▶ [Goal]: Take the line that contains "Type out the text in this image." and each line after it in the material below, and transcribe them exactly, stopping at the end.

___ Stored data ___

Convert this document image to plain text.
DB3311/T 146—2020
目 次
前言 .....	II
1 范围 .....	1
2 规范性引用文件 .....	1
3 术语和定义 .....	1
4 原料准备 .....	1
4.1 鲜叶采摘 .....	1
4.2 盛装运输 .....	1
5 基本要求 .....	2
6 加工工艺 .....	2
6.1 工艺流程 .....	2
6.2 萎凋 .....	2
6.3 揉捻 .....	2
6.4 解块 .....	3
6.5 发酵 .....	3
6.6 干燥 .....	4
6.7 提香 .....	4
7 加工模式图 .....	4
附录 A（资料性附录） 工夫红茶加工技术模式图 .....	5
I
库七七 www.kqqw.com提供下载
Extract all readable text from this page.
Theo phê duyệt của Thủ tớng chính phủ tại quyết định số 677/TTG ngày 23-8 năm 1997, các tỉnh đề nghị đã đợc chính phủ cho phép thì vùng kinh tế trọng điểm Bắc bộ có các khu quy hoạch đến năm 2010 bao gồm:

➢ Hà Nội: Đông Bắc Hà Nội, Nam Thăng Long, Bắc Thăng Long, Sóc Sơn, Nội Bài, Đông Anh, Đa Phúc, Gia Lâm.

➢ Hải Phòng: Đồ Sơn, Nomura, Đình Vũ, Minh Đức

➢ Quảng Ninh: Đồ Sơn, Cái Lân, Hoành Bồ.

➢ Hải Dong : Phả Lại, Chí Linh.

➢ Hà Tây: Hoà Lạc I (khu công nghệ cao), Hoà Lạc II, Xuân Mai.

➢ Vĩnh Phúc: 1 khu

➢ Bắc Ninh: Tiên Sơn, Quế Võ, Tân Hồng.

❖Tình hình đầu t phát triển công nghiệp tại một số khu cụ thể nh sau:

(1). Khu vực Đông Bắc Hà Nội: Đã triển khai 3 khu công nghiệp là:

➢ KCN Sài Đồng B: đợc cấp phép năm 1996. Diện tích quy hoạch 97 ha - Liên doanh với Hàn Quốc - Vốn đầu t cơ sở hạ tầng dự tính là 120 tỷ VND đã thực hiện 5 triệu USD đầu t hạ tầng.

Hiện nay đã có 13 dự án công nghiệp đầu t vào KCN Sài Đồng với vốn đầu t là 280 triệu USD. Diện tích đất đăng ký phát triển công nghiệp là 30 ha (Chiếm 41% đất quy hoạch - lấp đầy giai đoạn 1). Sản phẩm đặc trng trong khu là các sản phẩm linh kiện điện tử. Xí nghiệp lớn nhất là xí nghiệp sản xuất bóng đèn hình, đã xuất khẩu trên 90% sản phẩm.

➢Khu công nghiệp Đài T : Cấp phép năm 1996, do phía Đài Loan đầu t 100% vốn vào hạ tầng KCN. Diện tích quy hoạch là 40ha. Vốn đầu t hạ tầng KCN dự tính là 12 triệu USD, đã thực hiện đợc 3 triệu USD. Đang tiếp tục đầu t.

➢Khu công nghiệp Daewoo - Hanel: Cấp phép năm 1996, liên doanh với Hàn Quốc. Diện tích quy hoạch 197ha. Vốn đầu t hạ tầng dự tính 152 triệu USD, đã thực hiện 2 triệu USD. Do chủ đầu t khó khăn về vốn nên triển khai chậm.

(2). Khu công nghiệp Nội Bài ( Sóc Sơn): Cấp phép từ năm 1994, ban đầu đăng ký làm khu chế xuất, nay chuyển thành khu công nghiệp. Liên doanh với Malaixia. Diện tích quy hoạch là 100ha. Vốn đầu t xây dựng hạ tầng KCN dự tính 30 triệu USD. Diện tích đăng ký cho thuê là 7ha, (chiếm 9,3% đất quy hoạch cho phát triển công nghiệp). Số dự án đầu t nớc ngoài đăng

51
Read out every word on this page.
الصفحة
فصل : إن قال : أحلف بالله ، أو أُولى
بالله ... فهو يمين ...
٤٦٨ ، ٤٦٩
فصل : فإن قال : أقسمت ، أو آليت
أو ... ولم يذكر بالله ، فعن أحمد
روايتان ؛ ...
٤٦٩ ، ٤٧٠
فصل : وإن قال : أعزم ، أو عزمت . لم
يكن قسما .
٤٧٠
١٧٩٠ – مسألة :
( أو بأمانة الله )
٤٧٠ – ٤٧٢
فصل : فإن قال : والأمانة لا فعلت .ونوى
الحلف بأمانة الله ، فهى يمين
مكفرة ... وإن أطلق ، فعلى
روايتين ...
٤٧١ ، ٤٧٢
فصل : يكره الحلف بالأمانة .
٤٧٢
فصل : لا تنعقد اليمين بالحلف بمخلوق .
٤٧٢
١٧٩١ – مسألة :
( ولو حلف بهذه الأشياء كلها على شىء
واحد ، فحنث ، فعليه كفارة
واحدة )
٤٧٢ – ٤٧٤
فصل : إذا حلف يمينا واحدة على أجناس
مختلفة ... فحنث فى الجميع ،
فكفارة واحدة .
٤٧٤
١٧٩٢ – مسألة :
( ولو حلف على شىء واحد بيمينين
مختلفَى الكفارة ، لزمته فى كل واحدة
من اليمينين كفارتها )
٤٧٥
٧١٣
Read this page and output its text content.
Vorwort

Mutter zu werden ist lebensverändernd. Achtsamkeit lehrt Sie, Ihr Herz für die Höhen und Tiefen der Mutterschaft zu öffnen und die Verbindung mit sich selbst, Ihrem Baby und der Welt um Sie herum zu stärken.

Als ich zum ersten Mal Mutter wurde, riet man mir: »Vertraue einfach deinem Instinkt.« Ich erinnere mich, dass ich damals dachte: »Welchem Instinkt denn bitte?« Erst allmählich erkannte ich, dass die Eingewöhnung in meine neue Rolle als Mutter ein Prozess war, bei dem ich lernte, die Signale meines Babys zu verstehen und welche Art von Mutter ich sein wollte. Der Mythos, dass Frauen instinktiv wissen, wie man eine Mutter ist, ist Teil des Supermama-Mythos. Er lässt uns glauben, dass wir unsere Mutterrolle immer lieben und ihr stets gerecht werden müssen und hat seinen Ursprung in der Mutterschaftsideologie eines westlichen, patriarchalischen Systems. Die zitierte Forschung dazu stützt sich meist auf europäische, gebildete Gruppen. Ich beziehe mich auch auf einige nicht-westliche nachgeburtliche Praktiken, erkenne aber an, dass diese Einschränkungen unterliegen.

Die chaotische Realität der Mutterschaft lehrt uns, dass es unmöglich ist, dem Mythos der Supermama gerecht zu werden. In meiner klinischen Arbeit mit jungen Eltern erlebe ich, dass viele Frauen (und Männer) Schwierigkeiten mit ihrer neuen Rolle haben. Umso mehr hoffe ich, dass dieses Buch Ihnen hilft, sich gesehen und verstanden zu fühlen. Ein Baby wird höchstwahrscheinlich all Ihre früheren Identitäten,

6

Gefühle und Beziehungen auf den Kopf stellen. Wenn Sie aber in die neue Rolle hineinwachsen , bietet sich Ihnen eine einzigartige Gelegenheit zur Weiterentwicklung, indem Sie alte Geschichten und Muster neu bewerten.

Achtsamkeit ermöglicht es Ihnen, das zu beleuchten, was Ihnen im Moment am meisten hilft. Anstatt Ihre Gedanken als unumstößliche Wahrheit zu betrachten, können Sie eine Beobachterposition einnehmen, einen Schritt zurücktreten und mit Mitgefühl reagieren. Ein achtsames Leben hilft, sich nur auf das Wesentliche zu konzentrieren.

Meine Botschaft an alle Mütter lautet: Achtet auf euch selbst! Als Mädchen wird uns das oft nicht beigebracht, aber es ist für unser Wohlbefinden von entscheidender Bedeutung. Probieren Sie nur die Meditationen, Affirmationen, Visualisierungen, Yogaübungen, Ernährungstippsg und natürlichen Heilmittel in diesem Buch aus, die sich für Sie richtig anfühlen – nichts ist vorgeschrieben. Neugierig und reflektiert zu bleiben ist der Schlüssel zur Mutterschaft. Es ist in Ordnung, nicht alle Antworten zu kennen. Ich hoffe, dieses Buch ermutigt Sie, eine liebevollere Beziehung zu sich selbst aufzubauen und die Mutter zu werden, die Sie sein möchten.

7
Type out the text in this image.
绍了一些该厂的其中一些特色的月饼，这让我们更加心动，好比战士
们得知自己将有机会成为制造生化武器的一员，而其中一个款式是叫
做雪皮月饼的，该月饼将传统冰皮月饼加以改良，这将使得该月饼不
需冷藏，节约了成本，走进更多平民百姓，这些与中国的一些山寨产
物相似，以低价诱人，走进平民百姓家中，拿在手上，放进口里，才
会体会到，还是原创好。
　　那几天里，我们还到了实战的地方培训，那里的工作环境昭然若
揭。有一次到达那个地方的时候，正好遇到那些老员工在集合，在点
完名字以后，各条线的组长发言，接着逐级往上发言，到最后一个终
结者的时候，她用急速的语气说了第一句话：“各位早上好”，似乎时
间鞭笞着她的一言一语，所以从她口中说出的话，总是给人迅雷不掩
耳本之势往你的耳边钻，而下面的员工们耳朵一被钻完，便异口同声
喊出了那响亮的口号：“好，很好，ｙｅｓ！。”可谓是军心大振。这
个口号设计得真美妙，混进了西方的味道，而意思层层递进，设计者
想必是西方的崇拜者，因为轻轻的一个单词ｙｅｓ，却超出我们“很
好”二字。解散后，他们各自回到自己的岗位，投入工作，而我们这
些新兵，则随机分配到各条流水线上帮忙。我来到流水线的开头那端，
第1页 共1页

___

▶ [Written solution]:
Type out the text in this image.
绍了一些该厂的其中一些特色的月饼，这让我们更加心动，好比战士
们得知自己将有机会成为制造生化武器的一员，而其中一个款式是叫
做雪皮月饼的，该月饼将传统冰皮月饼加以改良，这将使得该月饼不
需冷藏，节约了成本，走进更多平民百姓，这些与中国的一些山寨产
物相似，以低价诱人，走进平民百姓家中，拿在手上，放进口里，才
会体会到，还是原创好。
　　那几天里，我们还到了实战的地方培训，那里的工作环境昭然若
揭。有一次到达那个地方的时候，正好遇到那些老员工在集合，在点
完名字以后，各条线的组长发言，接着逐级往上发言，到最后一个终
结者的时候，她用急速的语气说了第一句话：“各位早上好”，似乎时
间鞭笞着她的一言一语，所以从她口中说出的话，总是给人迅雷不掩
耳本之势往你的耳边钻，而下面的员工们耳朵一被钻完，便异口同声
喊出了那响亮的口号：“好，很好，ｙｅｓ！。”可谓是军心大振。这
个口号设计得真美妙，混进了西方的味道，而意思层层递进，设计者
想必是西方的崇拜者，因为轻轻的一个单词ｙｅｓ，却超出我们“很
好”二字。解散后，他们各自回到自己的岗位，投入工作，而我们这
些新兵，则随机分配到各条流水线上帮忙。我来到流水线的开头那端，
第1页 共1页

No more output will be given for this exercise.